* [What you are asked to do]: An exact copy of the records is required, minus the pictures they hold.

* [Supplied information]:
——
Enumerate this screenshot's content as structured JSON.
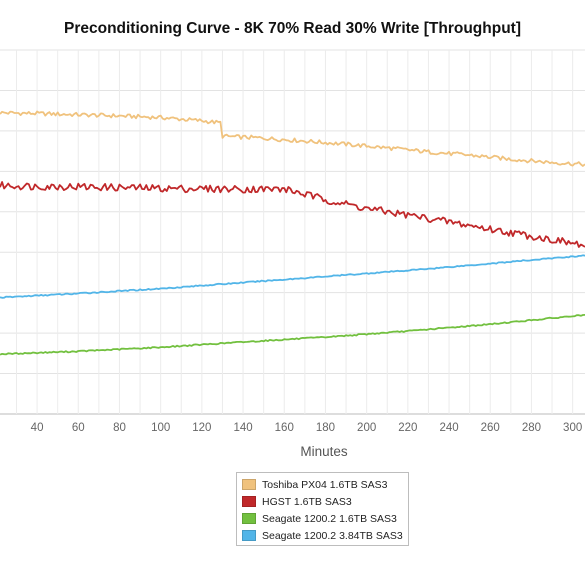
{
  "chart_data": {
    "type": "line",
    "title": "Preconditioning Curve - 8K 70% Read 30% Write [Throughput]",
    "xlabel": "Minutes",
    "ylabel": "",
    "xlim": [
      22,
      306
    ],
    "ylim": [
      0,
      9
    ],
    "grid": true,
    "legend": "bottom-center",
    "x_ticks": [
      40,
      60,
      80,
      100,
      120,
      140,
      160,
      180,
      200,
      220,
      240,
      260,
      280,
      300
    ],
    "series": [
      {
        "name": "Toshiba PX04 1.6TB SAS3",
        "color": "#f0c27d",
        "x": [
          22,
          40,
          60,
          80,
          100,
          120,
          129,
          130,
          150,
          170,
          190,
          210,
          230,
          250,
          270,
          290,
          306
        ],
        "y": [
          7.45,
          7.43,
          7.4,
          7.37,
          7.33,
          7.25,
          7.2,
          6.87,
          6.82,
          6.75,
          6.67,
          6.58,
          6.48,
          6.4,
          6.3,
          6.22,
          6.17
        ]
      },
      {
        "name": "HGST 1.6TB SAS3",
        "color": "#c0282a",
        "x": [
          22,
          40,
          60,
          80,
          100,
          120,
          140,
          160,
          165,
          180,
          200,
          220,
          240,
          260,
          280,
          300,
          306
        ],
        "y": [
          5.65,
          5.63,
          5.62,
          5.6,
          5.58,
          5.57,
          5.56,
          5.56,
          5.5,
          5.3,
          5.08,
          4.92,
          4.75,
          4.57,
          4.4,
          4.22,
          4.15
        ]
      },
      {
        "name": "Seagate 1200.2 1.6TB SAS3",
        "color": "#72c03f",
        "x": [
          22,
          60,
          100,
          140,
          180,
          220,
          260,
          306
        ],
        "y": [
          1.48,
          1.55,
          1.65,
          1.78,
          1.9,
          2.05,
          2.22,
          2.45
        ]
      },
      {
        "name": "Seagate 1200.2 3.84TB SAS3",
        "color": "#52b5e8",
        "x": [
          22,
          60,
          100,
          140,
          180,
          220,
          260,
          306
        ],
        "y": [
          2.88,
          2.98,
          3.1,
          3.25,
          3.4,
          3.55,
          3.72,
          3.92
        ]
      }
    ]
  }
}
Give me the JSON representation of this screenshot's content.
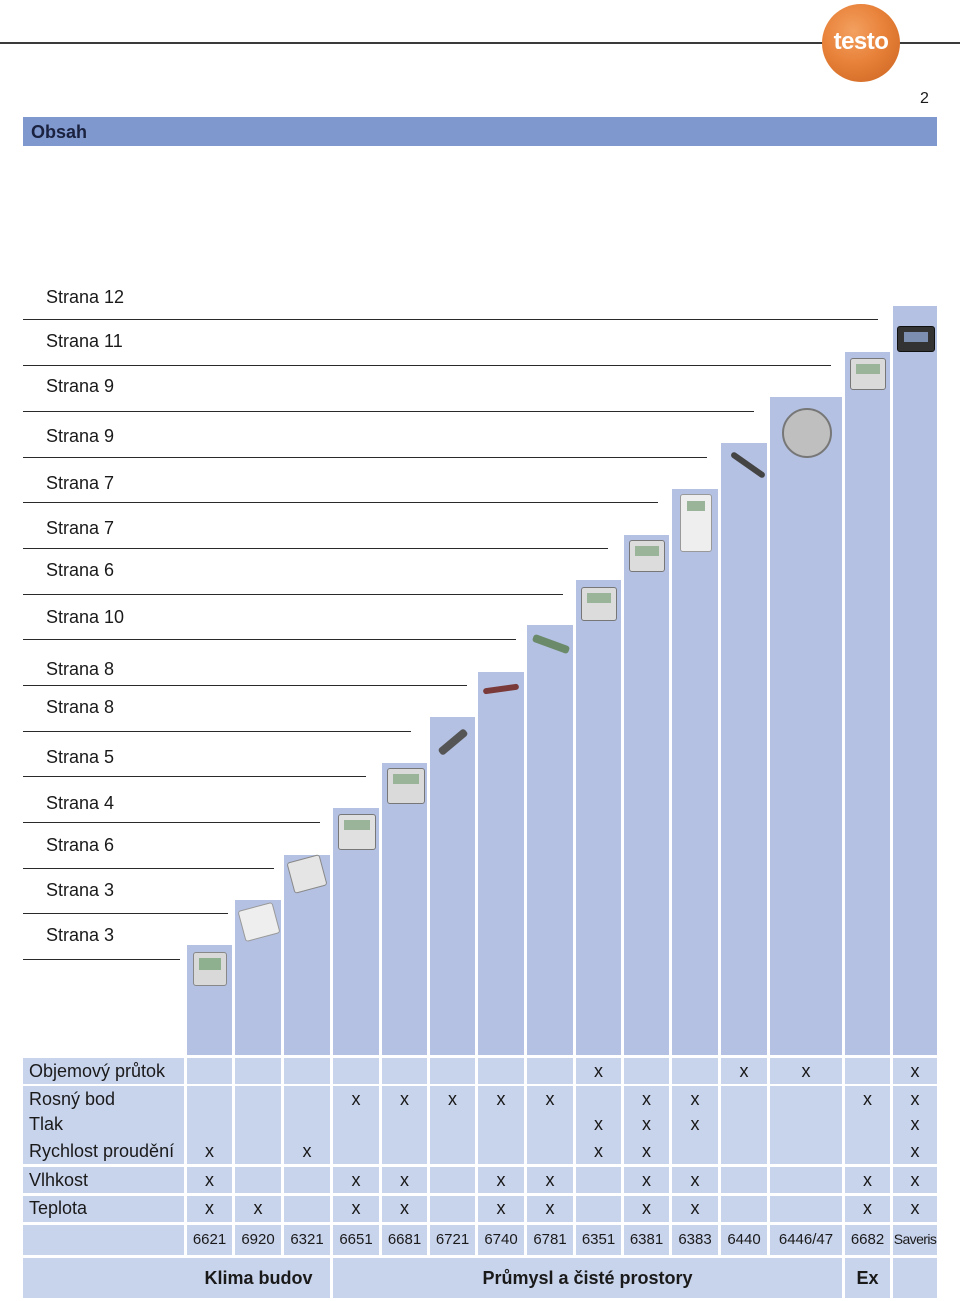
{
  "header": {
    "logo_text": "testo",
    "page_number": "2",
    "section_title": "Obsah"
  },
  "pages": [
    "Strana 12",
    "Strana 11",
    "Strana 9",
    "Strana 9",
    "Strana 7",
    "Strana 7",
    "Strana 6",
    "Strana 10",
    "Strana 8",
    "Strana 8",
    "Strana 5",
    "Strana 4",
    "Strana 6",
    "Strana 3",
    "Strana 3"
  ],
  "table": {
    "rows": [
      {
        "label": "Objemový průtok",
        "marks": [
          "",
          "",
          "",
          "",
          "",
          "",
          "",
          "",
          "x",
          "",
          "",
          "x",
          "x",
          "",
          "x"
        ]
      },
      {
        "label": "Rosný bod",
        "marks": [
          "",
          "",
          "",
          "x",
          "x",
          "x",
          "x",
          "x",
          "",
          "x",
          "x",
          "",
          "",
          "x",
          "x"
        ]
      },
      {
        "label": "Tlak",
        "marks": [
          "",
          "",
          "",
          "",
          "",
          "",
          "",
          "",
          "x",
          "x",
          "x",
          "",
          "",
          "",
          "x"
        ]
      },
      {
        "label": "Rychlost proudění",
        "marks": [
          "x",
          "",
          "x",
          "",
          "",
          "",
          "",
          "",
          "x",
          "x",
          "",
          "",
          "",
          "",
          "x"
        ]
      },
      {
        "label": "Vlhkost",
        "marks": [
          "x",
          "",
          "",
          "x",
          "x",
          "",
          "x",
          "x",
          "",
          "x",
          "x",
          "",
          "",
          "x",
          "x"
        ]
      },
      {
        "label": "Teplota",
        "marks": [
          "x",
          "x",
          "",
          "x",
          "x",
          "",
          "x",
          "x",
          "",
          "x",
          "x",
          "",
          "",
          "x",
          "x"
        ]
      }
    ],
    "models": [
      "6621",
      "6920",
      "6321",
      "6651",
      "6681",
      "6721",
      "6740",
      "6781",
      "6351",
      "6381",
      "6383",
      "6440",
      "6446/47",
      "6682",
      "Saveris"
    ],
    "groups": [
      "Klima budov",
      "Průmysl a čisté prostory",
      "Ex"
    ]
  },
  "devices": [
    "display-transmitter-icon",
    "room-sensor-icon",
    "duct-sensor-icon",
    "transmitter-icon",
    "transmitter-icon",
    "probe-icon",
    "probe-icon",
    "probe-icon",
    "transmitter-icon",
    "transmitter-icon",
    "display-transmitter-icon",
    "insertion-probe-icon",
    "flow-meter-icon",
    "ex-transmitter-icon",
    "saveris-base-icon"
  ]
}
——
* [Correct result]:
Enumerate this screenshot's content as structured JSON.
{
  "chart_data": {
    "type": "line",
    "title": "Preconditioning Curve - 8K 70% Read 30% Write [Throughput]",
    "xlabel": "Minutes",
    "ylabel": "",
    "xlim": [
      22,
      306
    ],
    "ylim": [
      0,
      9
    ],
    "grid": true,
    "legend": "bottom-center",
    "x_ticks": [
      40,
      60,
      80,
      100,
      120,
      140,
      160,
      180,
      200,
      220,
      240,
      260,
      280,
      300
    ],
    "series": [
      {
        "name": "Toshiba PX04 1.6TB SAS3",
        "color": "#f0c27d",
        "x": [
          22,
          40,
          60,
          80,
          100,
          120,
          129,
          130,
          150,
          170,
          190,
          210,
          230,
          250,
          270,
          290,
          306
        ],
        "y": [
          7.45,
          7.43,
          7.4,
          7.37,
          7.33,
          7.25,
          7.2,
          6.87,
          6.82,
          6.75,
          6.67,
          6.58,
          6.48,
          6.4,
          6.3,
          6.22,
          6.17
        ]
      },
      {
        "name": "HGST 1.6TB SAS3",
        "color": "#c0282a",
        "x": [
          22,
          40,
          60,
          80,
          100,
          120,
          140,
          160,
          165,
          180,
          200,
          220,
          240,
          260,
          280,
          300,
          306
        ],
        "y": [
          5.65,
          5.63,
          5.62,
          5.6,
          5.58,
          5.57,
          5.56,
          5.56,
          5.5,
          5.3,
          5.08,
          4.92,
          4.75,
          4.57,
          4.4,
          4.22,
          4.15
        ]
      },
      {
        "name": "Seagate 1200.2 1.6TB SAS3",
        "color": "#72c03f",
        "x": [
          22,
          60,
          100,
          140,
          180,
          220,
          260,
          306
        ],
        "y": [
          1.48,
          1.55,
          1.65,
          1.78,
          1.9,
          2.05,
          2.22,
          2.45
        ]
      },
      {
        "name": "Seagate 1200.2 3.84TB SAS3",
        "color": "#52b5e8",
        "x": [
          22,
          60,
          100,
          140,
          180,
          220,
          260,
          306
        ],
        "y": [
          2.88,
          2.98,
          3.1,
          3.25,
          3.4,
          3.55,
          3.72,
          3.92
        ]
      }
    ]
  }
}
Give me the JSON representation of this screenshot's content.
{
  "header": {
    "logo_text": "testo",
    "page_number": "2",
    "section_title": "Obsah"
  },
  "pages": [
    "Strana 12",
    "Strana 11",
    "Strana 9",
    "Strana 9",
    "Strana 7",
    "Strana 7",
    "Strana 6",
    "Strana 10",
    "Strana 8",
    "Strana 8",
    "Strana 5",
    "Strana 4",
    "Strana 6",
    "Strana 3",
    "Strana 3"
  ],
  "table": {
    "rows": [
      {
        "label": "Objemový průtok",
        "marks": [
          "",
          "",
          "",
          "",
          "",
          "",
          "",
          "",
          "x",
          "",
          "",
          "x",
          "x",
          "",
          "x"
        ]
      },
      {
        "label": "Rosný bod",
        "marks": [
          "",
          "",
          "",
          "x",
          "x",
          "x",
          "x",
          "x",
          "",
          "x",
          "x",
          "",
          "",
          "x",
          "x"
        ]
      },
      {
        "label": "Tlak",
        "marks": [
          "",
          "",
          "",
          "",
          "",
          "",
          "",
          "",
          "x",
          "x",
          "x",
          "",
          "",
          "",
          "x"
        ]
      },
      {
        "label": "Rychlost proudění",
        "marks": [
          "x",
          "",
          "x",
          "",
          "",
          "",
          "",
          "",
          "x",
          "x",
          "",
          "",
          "",
          "",
          "x"
        ]
      },
      {
        "label": "Vlhkost",
        "marks": [
          "x",
          "",
          "",
          "x",
          "x",
          "",
          "x",
          "x",
          "",
          "x",
          "x",
          "",
          "",
          "x",
          "x"
        ]
      },
      {
        "label": "Teplota",
        "marks": [
          "x",
          "x",
          "",
          "x",
          "x",
          "",
          "x",
          "x",
          "",
          "x",
          "x",
          "",
          "",
          "x",
          "x"
        ]
      }
    ],
    "models": [
      "6621",
      "6920",
      "6321",
      "6651",
      "6681",
      "6721",
      "6740",
      "6781",
      "6351",
      "6381",
      "6383",
      "6440",
      "6446/47",
      "6682",
      "Saveris"
    ],
    "groups": [
      "Klima budov",
      "Průmysl a čisté prostory",
      "Ex"
    ]
  },
  "devices": [
    "display-transmitter-icon",
    "room-sensor-icon",
    "duct-sensor-icon",
    "transmitter-icon",
    "transmitter-icon",
    "probe-icon",
    "probe-icon",
    "probe-icon",
    "transmitter-icon",
    "transmitter-icon",
    "display-transmitter-icon",
    "insertion-probe-icon",
    "flow-meter-icon",
    "ex-transmitter-icon",
    "saveris-base-icon"
  ]
}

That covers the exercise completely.